=== Action item ===
Scan the data, and whenever a line contains "showers", copy it.

[Component data from apps and pages]
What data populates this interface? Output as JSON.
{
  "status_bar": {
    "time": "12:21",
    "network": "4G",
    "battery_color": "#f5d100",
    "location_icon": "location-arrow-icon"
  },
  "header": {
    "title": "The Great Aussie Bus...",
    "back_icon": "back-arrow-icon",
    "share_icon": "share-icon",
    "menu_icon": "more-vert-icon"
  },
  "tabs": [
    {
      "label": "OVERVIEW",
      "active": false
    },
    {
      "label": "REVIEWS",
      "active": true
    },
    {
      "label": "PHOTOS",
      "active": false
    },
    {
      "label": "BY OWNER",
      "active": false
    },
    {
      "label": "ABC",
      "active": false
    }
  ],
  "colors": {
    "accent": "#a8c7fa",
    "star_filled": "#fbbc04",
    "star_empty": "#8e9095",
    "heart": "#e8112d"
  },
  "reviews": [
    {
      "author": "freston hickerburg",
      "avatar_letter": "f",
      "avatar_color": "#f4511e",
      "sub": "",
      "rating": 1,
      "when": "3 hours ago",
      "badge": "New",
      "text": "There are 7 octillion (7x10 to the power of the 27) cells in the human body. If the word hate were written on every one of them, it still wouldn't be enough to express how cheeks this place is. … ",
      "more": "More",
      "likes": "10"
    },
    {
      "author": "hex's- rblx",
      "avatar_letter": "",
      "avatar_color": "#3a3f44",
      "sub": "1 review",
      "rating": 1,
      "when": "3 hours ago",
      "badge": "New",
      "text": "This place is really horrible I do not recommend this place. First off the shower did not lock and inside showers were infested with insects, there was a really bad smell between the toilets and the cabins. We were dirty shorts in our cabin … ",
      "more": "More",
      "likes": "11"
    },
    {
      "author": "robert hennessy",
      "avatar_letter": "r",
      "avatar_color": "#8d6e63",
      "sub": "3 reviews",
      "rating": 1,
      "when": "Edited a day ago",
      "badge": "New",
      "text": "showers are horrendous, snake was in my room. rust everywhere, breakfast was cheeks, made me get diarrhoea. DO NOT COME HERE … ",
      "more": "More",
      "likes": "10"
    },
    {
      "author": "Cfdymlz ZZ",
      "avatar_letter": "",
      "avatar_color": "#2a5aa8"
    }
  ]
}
...
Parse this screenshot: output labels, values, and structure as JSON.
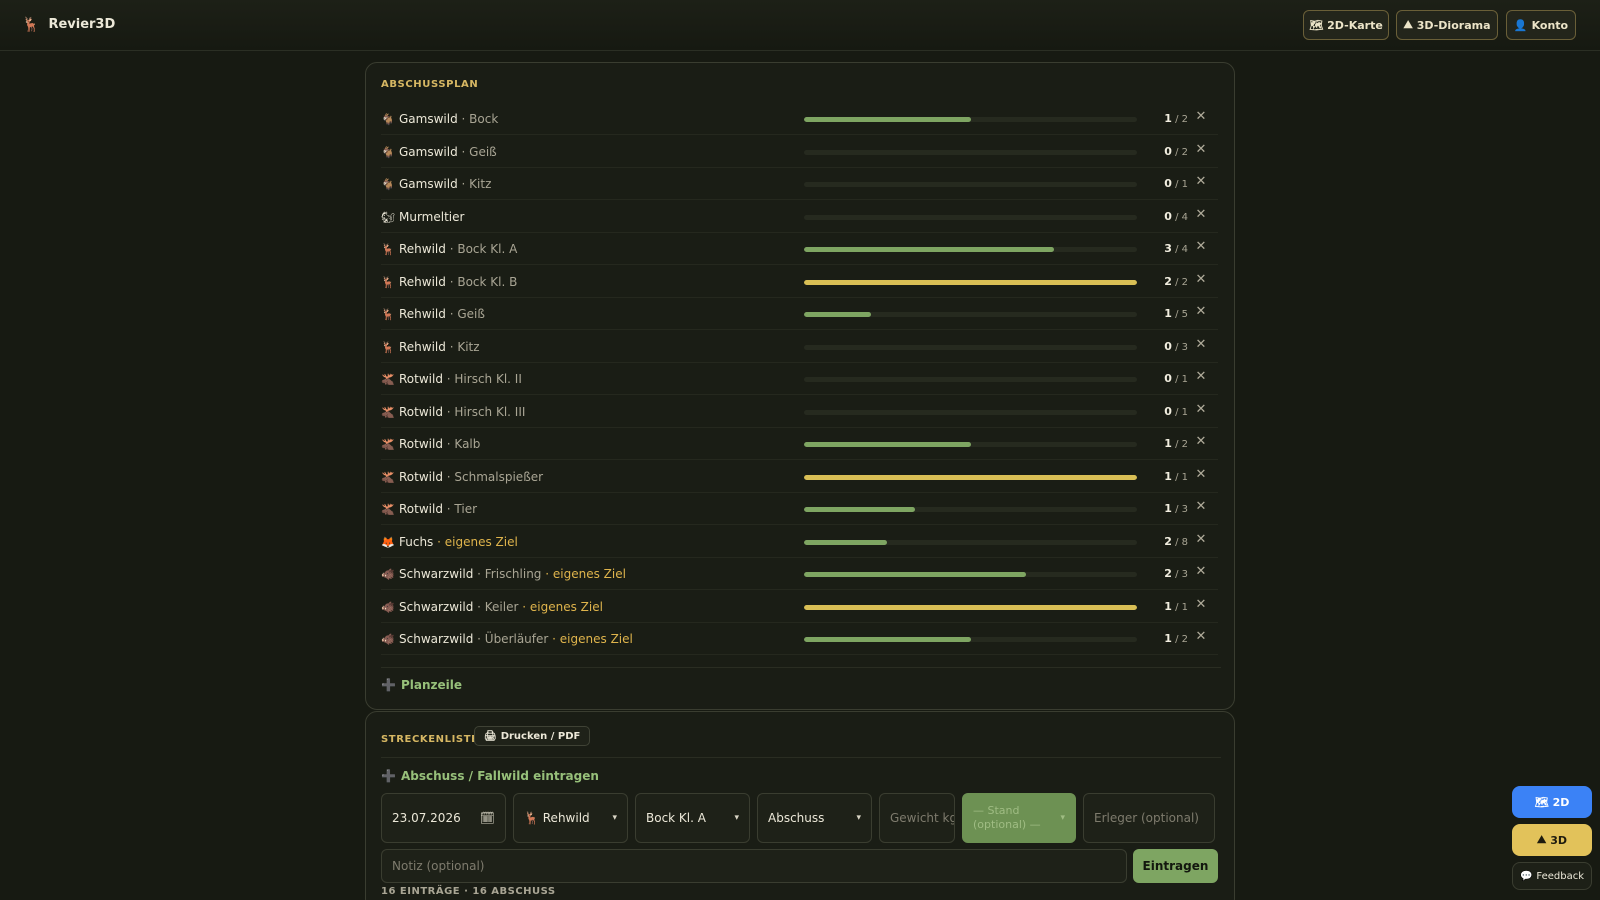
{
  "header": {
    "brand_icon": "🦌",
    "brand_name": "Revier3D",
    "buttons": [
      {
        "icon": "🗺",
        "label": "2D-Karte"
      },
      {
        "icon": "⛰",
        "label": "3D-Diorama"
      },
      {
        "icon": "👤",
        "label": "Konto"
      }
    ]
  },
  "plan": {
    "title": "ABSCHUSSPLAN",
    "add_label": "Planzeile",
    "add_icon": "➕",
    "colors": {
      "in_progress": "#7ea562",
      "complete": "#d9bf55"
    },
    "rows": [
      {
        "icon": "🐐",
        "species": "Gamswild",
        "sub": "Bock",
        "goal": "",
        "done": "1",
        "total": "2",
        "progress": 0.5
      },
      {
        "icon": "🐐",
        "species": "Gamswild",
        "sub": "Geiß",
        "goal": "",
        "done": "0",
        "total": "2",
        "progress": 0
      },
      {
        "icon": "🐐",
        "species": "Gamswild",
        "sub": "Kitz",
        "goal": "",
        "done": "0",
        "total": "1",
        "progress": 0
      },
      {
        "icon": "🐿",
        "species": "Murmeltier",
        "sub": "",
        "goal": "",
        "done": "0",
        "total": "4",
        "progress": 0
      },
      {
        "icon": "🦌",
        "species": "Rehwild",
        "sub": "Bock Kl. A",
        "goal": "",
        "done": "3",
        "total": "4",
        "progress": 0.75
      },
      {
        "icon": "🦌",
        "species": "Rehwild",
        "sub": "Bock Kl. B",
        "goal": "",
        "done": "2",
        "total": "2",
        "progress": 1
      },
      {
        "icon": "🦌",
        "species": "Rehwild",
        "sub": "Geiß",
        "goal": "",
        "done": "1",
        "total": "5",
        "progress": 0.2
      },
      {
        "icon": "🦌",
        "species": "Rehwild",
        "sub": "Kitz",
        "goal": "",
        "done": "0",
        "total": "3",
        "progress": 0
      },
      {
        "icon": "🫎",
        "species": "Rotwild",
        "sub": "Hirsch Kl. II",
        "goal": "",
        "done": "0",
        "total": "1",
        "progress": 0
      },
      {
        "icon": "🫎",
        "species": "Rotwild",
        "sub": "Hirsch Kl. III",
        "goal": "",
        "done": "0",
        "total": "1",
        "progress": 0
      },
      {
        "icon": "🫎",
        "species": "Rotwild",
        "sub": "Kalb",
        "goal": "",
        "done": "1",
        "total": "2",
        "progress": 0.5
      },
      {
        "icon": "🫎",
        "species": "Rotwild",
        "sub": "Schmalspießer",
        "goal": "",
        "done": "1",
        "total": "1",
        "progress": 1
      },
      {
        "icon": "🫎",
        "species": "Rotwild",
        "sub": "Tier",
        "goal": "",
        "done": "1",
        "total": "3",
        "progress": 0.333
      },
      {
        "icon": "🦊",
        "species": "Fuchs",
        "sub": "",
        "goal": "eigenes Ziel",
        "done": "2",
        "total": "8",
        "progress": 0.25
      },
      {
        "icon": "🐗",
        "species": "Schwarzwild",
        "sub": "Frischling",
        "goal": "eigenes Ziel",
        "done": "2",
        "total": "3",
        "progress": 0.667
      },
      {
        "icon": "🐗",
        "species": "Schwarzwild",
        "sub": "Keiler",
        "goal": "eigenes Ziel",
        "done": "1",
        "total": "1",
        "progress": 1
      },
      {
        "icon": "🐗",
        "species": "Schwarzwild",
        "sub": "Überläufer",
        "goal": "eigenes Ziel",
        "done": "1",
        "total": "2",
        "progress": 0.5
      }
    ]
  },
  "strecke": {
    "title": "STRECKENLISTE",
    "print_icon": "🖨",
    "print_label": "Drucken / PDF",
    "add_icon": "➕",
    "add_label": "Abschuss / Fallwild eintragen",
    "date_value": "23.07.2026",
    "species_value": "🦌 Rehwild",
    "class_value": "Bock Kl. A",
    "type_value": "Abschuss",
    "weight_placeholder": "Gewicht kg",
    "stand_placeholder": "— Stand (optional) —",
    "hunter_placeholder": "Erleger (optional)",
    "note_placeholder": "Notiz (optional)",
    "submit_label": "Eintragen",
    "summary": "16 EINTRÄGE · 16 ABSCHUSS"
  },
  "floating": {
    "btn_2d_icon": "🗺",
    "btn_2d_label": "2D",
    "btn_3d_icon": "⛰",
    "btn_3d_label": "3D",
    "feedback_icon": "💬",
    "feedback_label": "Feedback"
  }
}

=== Response to the exercise ===
      "text": "This place is really horrible I do not recommend this place. First off the shower did not lock and inside showers were infested with insects, there was a really bad smell between the toilets and the cabins. We were dirty shorts in our cabin … ",
      "text": "showers are horrendous, snake was in my room. rust everywhere, breakfast was cheeks, made me get diarrhoea. DO NOT COME HERE … ",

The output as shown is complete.